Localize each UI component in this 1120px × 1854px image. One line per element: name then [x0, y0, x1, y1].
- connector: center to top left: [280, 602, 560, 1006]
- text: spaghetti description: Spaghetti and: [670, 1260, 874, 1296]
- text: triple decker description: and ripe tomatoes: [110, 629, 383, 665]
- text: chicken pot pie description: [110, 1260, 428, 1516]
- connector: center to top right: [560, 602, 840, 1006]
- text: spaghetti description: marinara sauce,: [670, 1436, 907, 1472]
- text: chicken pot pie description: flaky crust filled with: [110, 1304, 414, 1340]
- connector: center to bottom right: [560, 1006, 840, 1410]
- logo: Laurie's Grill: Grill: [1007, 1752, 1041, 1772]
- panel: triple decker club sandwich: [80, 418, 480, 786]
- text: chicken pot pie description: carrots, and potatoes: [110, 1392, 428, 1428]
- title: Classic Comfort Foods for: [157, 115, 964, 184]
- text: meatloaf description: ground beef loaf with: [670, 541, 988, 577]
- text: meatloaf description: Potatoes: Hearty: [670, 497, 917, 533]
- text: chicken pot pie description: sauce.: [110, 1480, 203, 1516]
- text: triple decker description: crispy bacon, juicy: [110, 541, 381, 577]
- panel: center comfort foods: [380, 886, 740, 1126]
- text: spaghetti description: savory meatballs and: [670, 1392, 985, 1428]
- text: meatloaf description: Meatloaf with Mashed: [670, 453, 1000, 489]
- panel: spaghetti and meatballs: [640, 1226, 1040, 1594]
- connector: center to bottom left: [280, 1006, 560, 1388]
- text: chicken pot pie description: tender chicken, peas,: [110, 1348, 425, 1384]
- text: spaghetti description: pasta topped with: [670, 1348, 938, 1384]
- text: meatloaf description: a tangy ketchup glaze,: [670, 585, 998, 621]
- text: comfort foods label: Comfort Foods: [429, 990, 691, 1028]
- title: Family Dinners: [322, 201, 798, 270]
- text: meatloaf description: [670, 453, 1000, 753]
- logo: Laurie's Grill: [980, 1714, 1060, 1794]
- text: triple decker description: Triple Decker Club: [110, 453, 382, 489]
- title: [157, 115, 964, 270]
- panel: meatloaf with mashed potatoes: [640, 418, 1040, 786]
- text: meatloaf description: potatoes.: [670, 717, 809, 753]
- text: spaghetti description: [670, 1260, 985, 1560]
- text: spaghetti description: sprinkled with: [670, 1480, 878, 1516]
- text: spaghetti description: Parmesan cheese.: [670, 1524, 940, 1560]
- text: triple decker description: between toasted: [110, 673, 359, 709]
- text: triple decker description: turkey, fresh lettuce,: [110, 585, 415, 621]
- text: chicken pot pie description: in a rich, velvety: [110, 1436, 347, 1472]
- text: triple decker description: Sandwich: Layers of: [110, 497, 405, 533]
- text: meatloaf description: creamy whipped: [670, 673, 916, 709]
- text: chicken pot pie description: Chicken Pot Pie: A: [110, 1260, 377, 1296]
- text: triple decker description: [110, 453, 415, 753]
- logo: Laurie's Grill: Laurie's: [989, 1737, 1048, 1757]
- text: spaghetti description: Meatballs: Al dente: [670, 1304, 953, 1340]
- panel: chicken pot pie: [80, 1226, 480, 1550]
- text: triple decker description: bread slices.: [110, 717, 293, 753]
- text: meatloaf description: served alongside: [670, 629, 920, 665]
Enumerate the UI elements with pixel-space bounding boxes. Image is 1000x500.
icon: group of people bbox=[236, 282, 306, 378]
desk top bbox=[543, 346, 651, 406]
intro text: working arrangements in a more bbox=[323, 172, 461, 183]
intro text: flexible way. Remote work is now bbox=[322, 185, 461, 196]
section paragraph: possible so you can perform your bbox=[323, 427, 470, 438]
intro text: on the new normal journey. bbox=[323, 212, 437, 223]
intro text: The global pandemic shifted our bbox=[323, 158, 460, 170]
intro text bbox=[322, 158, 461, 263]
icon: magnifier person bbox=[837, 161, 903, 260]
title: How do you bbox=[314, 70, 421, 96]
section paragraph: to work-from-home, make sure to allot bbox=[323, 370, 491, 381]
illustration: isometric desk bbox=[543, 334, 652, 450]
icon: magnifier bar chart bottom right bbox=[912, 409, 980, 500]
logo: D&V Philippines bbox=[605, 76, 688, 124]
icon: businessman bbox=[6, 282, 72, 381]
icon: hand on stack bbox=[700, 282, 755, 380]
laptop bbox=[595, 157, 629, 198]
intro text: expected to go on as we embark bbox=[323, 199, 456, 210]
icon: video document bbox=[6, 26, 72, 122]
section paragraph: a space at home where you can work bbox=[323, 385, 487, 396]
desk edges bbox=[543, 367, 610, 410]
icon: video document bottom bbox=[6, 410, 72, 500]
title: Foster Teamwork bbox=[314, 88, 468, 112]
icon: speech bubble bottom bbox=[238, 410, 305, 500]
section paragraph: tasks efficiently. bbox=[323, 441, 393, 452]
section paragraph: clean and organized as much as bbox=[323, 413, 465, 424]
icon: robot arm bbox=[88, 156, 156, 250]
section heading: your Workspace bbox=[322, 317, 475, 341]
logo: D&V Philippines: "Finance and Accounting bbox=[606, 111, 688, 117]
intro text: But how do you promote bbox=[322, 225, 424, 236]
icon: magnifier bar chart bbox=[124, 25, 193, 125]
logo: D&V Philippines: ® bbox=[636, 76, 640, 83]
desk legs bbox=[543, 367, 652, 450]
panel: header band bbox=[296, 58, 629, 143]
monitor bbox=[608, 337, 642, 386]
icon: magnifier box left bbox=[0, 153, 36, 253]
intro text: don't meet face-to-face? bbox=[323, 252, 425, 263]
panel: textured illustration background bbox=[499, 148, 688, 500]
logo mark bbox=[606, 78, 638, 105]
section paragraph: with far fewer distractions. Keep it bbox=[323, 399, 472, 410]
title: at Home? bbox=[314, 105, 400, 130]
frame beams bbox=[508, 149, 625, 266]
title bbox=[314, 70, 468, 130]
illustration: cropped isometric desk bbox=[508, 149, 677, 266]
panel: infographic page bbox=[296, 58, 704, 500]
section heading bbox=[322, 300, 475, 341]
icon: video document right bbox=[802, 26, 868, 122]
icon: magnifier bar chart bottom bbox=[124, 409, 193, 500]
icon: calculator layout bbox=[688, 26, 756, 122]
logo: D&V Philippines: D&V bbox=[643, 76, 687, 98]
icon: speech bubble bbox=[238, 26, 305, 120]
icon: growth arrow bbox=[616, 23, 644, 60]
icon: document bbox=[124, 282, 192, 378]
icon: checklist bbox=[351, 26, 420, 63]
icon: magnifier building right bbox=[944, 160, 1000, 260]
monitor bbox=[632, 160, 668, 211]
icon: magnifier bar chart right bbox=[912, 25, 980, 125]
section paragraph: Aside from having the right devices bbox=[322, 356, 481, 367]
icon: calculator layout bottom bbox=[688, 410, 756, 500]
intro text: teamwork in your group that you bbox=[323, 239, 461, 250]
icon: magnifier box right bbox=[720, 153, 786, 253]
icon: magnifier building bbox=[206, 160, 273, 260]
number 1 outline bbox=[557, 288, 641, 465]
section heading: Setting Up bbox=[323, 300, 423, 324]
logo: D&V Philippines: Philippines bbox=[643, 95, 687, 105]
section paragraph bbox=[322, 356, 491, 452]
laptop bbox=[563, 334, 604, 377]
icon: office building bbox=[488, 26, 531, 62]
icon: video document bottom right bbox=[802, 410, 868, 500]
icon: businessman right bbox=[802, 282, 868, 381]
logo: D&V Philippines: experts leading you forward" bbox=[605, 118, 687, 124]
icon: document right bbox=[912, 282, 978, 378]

■ ■ ■ ■ ■

_Goal_
Write out all of the lines above, copying each one exactly.

_Solution below_
Localize each UI component in this 1120px × 1854px image. One line per element: name then [x0, y0, x1, y1].
- connector: center to top left: [280, 602, 560, 1006]
- text: spaghetti description: Spaghetti and: [670, 1260, 874, 1296]
- text: triple decker description: and ripe tomatoes: [110, 629, 383, 665]
- text: chicken pot pie description: [110, 1260, 428, 1516]
- connector: center to top right: [560, 602, 840, 1006]
- text: spaghetti description: marinara sauce,: [670, 1436, 907, 1472]
- text: chicken pot pie description: flaky crust filled with: [110, 1304, 414, 1340]
- connector: center to bottom right: [560, 1006, 840, 1410]
- logo: Laurie's Grill: Grill: [1007, 1752, 1041, 1772]
- panel: triple decker club sandwich: [80, 418, 480, 786]
- text: chicken pot pie description: carrots, and potatoes: [110, 1392, 428, 1428]
- title: Classic Comfort Foods for: [157, 115, 964, 184]
- text: meatloaf description: ground beef loaf with: [670, 541, 988, 577]
- text: meatloaf description: Potatoes: Hearty: [670, 497, 917, 533]
- text: chicken pot pie description: sauce.: [110, 1480, 203, 1516]
- text: triple decker description: crispy bacon, juicy: [110, 541, 381, 577]
- panel: center comfort foods: [380, 886, 740, 1126]
- text: spaghetti description: savory meatballs and: [670, 1392, 985, 1428]
- text: meatloaf description: Meatloaf with Mashed: [670, 453, 1000, 489]
- panel: spaghetti and meatballs: [640, 1226, 1040, 1594]
- connector: center to bottom left: [280, 1006, 560, 1388]
- text: chicken pot pie description: tender chicken, peas,: [110, 1348, 425, 1384]
- text: spaghetti description: pasta topped with: [670, 1348, 938, 1384]
- text: meatloaf description: a tangy ketchup glaze,: [670, 585, 998, 621]
- text: comfort foods label: Comfort Foods: [429, 990, 691, 1028]
- title: Family Dinners: [322, 201, 798, 270]
- text: meatloaf description: [670, 453, 1000, 753]
- logo: Laurie's Grill: [980, 1714, 1060, 1794]
- text: triple decker description: Triple Decker Club: [110, 453, 382, 489]
- title: [157, 115, 964, 270]
- panel: meatloaf with mashed potatoes: [640, 418, 1040, 786]
- text: meatloaf description: potatoes.: [670, 717, 809, 753]
- text: spaghetti description: [670, 1260, 985, 1560]
- text: spaghetti description: sprinkled with: [670, 1480, 878, 1516]
- text: spaghetti description: Parmesan cheese.: [670, 1524, 940, 1560]
- text: triple decker description: between toasted: [110, 673, 359, 709]
- text: triple decker description: turkey, fresh lettuce,: [110, 585, 415, 621]
- text: chicken pot pie description: in a rich, velvety: [110, 1436, 347, 1472]
- text: triple decker description: Sandwich: Layers of: [110, 497, 405, 533]
- text: meatloaf description: creamy whipped: [670, 673, 916, 709]
- text: chicken pot pie description: Chicken Pot Pie: A: [110, 1260, 377, 1296]
- text: triple decker description: [110, 453, 415, 753]
- logo: Laurie's Grill: Laurie's: [989, 1737, 1048, 1757]
- text: spaghetti description: Meatballs: Al dente: [670, 1304, 953, 1340]
- panel: chicken pot pie: [80, 1226, 480, 1550]
- text: triple decker description: bread slices.: [110, 717, 293, 753]
- text: meatloaf description: served alongside: [670, 629, 920, 665]
Enumerate the UI elements with pixel-space bounding boxes. Image is 1000x500.
icon: group of people bbox=[236, 282, 306, 378]
desk top bbox=[543, 346, 651, 406]
intro text: working arrangements in a more bbox=[323, 172, 461, 183]
intro text: flexible way. Remote work is now bbox=[322, 185, 461, 196]
section paragraph: possible so you can perform your bbox=[323, 427, 470, 438]
intro text: on the new normal journey. bbox=[323, 212, 437, 223]
intro text: The global pandemic shifted our bbox=[323, 158, 460, 170]
intro text bbox=[322, 158, 461, 263]
icon: magnifier person bbox=[837, 161, 903, 260]
title: How do you bbox=[314, 70, 421, 96]
section paragraph: to work-from-home, make sure to allot bbox=[323, 370, 491, 381]
illustration: isometric desk bbox=[543, 334, 652, 450]
icon: magnifier bar chart bottom right bbox=[912, 409, 980, 500]
logo: D&V Philippines bbox=[605, 76, 688, 124]
icon: businessman bbox=[6, 282, 72, 381]
icon: hand on stack bbox=[700, 282, 755, 380]
laptop bbox=[595, 157, 629, 198]
intro text: expected to go on as we embark bbox=[323, 199, 456, 210]
icon: video document bbox=[6, 26, 72, 122]
section paragraph: a space at home where you can work bbox=[323, 385, 487, 396]
desk edges bbox=[543, 367, 610, 410]
icon: video document bottom bbox=[6, 410, 72, 500]
title: Foster Teamwork bbox=[314, 88, 468, 112]
icon: speech bubble bottom bbox=[238, 410, 305, 500]
section paragraph: tasks efficiently. bbox=[323, 441, 393, 452]
section paragraph: clean and organized as much as bbox=[323, 413, 465, 424]
icon: robot arm bbox=[88, 156, 156, 250]
section heading: your Workspace bbox=[322, 317, 475, 341]
logo: D&V Philippines: "Finance and Accounting bbox=[606, 111, 688, 117]
intro text: But how do you promote bbox=[322, 225, 424, 236]
icon: magnifier bar chart bbox=[124, 25, 193, 125]
logo: D&V Philippines: ® bbox=[636, 76, 640, 83]
desk legs bbox=[543, 367, 652, 450]
panel: header band bbox=[296, 58, 629, 143]
monitor bbox=[608, 337, 642, 386]
icon: magnifier box left bbox=[0, 153, 36, 253]
intro text: don't meet face-to-face? bbox=[323, 252, 425, 263]
panel: textured illustration background bbox=[499, 148, 688, 500]
logo mark bbox=[606, 78, 638, 105]
section paragraph: with far fewer distractions. Keep it bbox=[323, 399, 472, 410]
title: at Home? bbox=[314, 105, 400, 130]
frame beams bbox=[508, 149, 625, 266]
title bbox=[314, 70, 468, 130]
illustration: cropped isometric desk bbox=[508, 149, 677, 266]
panel: infographic page bbox=[296, 58, 704, 500]
section heading bbox=[322, 300, 475, 341]
icon: video document right bbox=[802, 26, 868, 122]
icon: magnifier bar chart bottom bbox=[124, 409, 193, 500]
icon: calculator layout bbox=[688, 26, 756, 122]
logo: D&V Philippines: D&V bbox=[643, 76, 687, 98]
icon: speech bubble bbox=[238, 26, 305, 120]
icon: growth arrow bbox=[616, 23, 644, 60]
icon: document bbox=[124, 282, 192, 378]
icon: checklist bbox=[351, 26, 420, 63]
icon: magnifier building right bbox=[944, 160, 1000, 260]
monitor bbox=[632, 160, 668, 211]
icon: magnifier bar chart right bbox=[912, 25, 980, 125]
section paragraph: Aside from having the right devices bbox=[322, 356, 481, 367]
icon: calculator layout bottom bbox=[688, 410, 756, 500]
intro text: teamwork in your group that you bbox=[323, 239, 461, 250]
icon: magnifier box right bbox=[720, 153, 786, 253]
icon: magnifier building bbox=[206, 160, 273, 260]
number 1 outline bbox=[557, 288, 641, 465]
section heading: Setting Up bbox=[323, 300, 423, 324]
logo: D&V Philippines: Philippines bbox=[643, 95, 687, 105]
section paragraph bbox=[322, 356, 491, 452]
laptop bbox=[563, 334, 604, 377]
icon: office building bbox=[488, 26, 531, 62]
icon: video document bottom right bbox=[802, 410, 868, 500]
icon: businessman right bbox=[802, 282, 868, 381]
logo: D&V Philippines: experts leading you forward" bbox=[605, 118, 687, 124]
icon: document right bbox=[912, 282, 978, 378]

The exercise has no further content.